* start *

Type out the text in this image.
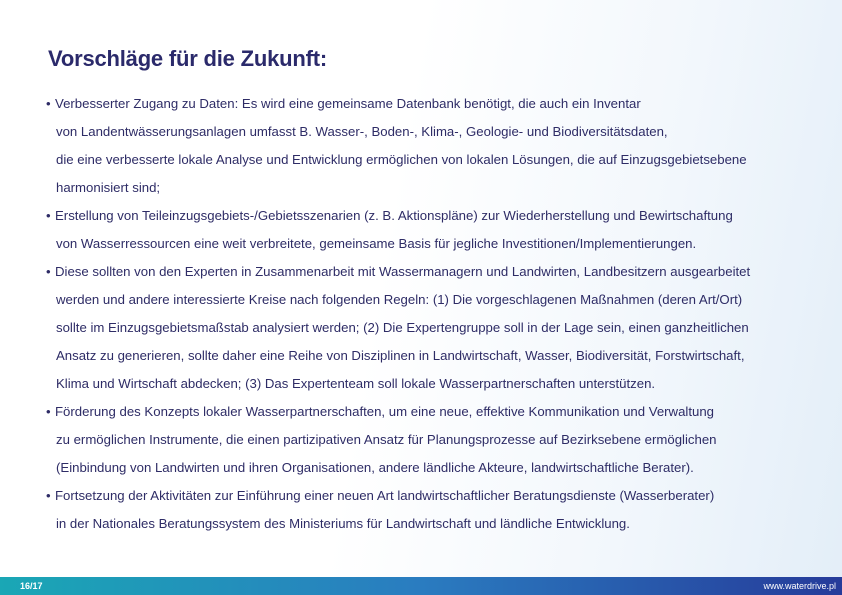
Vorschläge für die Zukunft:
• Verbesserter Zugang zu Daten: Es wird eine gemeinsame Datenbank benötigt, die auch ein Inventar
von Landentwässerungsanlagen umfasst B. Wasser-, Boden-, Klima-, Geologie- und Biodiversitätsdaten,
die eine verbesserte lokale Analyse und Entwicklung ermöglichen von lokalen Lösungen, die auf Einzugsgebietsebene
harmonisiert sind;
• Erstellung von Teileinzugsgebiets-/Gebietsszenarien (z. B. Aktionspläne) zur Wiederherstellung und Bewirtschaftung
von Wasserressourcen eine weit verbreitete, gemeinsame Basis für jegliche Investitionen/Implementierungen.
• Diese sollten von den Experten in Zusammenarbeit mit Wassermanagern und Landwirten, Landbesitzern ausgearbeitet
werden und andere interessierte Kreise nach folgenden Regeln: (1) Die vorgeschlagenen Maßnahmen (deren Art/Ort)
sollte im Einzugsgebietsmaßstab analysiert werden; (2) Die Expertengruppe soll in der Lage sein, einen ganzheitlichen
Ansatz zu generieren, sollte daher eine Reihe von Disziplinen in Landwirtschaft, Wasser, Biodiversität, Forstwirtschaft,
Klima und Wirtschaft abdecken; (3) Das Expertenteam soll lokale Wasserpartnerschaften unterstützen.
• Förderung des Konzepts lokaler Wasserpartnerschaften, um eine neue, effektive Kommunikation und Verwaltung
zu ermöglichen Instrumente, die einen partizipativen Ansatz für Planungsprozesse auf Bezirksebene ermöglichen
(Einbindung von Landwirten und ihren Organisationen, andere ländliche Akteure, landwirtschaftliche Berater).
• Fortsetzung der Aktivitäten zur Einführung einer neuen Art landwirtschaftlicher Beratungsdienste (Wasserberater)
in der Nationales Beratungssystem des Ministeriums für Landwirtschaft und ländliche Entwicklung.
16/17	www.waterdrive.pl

* end *
* start *

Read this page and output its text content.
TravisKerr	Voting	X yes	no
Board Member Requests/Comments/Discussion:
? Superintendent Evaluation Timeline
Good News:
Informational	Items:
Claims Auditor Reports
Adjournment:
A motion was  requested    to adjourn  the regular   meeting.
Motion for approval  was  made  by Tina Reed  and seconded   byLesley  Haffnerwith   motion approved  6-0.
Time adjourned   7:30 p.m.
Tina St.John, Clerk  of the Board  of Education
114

* end *

● Your task:
Sift the material for lines with the string "ermöglichen". Copy each one found.

● Response for this exercise:
die eine verbesserte lokale Analyse und Entwicklung ermöglichen von lokalen Lösungen, die auf Einzugsgebietsebene
zu ermöglichen Instrumente, die einen partizipativen Ansatz für Planungsprozesse auf Bezirksebene ermöglichen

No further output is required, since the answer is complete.